本文 >>
Netbookとクラウドストレージは実際のところ相性が良い。と言うのは初期のNetbookには価格面から十分なストレージがなく、クラウドと組み合わせて使うのが便利だったからだ。このため大手ベンダーでは、こぞってクラウドストレージを組み合わせた販売策を推進した。
さて始めに紹介するのはZumoDriveだ。
同社が提供するのはフロントエンドのエンジンだけ。バックエンドとなるクラウドストレージはAmazon S3を使う。このS3はPC上では右のように仮想ドライブのZumoDrive(Z:)となって現れ、通常のDrive C:と同期する。実際にデバイスに4GBしかなくても、クラウドに100GBあれば大丈夫だ。ZumoDriveはそれらをシームレスに同期させ、 NetbookのHDDはただのキャッシュのように見える。ZumoDriveを開発したのはシリコンバレーのスタートアップZecterだ。2007年設立、当初に開発していたα版はDrive C:上のファイルをZumoDrive(Drive Z:)にドラッグ&ドロップしてアップロードする。ここまでは幾らでもあるクラウドストレージだが、Drive Z:のクラウドファイルは全てがローカルにあるように見える。しかし、これは見せ掛けだ。実際には当該ファイルをクリックして開くとクラウドからストリーミングでローカルに落ちてくる。クラウドの仮想ストレージとローカルHDDをシームレスに見せるコンセプトだ。その後、昨年1月のβ版登場でZumoDriveはよりクールになった。
まず、グループでクラウドのストレージがシェアできるようになった。そのためにはファイルを右クリックして“Share”を選択、これによって当該ファイルにアクセスする
ランダムな文字列のURLが生成される。 このURLは、念のため修正も効くからセキュリティー面からも安全だ。また、自分の複数のPCやモバイルから、同じアカウントにログインすれば、クラウドストレージは共用となって同じファイルが見える。どのデバイスからでも仮想ドライブがシームレスになるわけだ。音楽好きのiPhoneユーザーにはiTunesが、写真などの画像にはPicasaやiPhotoなどがZumoDriveにはビルドインされているので、どこからでも音楽を編集・再生したり、アルバム写真を閲覧出来る。これらの作業はダウンロードすることなく、ZumoDriveならクラウド上でそのままできる。現在、iPhoneに次いでAndroidやWindows Mobileも開発中だ。
もう一度確認しよう。

作業項目 >> 本文の「ZumoDriveを開発したのはシリコンバレーのスタートアップZecterだ。」という一文を英語に訳してください。 この後の行は、本文とは別の出典から取ったものです。

提供データ >>
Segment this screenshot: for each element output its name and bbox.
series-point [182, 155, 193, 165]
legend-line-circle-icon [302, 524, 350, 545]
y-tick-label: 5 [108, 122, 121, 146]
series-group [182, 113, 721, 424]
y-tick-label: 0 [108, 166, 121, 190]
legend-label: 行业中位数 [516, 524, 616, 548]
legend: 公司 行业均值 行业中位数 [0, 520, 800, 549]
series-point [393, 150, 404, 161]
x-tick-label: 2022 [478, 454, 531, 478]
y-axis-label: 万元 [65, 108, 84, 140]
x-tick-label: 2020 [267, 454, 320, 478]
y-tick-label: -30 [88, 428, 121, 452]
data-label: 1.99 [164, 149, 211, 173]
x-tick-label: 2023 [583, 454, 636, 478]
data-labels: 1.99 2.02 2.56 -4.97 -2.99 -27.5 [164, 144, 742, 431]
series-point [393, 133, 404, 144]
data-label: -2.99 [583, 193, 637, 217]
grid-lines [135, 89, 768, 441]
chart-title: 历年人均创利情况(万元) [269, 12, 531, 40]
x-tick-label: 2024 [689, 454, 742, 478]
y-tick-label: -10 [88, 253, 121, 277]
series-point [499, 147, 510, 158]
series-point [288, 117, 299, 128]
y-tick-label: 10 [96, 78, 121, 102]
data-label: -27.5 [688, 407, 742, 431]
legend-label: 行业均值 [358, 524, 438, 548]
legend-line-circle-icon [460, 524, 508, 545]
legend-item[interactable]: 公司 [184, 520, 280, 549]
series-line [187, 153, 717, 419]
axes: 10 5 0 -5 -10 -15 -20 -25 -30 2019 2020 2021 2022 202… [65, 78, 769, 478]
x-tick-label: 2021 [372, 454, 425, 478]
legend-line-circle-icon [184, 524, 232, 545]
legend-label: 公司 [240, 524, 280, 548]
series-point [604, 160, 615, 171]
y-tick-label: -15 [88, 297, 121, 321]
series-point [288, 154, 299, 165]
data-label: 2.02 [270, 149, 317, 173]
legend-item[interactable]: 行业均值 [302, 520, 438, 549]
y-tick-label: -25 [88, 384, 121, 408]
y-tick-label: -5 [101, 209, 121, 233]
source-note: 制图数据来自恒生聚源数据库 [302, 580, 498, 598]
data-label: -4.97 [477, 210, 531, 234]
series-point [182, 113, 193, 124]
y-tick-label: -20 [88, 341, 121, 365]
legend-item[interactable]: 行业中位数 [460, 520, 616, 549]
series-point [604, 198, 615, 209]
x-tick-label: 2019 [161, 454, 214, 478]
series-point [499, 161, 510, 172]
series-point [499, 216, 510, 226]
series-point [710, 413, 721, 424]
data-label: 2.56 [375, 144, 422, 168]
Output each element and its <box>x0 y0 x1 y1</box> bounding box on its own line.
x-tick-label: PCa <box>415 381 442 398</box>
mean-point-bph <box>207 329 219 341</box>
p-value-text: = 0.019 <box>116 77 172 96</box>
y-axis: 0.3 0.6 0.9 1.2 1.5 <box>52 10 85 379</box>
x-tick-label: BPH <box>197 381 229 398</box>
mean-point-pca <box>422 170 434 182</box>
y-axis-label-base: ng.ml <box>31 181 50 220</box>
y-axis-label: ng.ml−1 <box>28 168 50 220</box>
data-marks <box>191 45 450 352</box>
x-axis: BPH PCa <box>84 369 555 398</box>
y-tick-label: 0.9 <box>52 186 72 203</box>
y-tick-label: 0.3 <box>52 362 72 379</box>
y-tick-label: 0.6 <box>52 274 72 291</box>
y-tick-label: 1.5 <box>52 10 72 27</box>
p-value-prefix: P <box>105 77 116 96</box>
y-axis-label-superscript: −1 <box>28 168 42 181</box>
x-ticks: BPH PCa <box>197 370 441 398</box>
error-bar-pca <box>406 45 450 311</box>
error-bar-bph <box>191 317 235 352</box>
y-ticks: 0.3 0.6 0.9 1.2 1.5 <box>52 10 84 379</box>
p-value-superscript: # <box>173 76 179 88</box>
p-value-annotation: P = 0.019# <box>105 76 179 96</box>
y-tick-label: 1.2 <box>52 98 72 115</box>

記述回答 >> ZumoDrive was developed by Zecter, a Silicon Valley startup.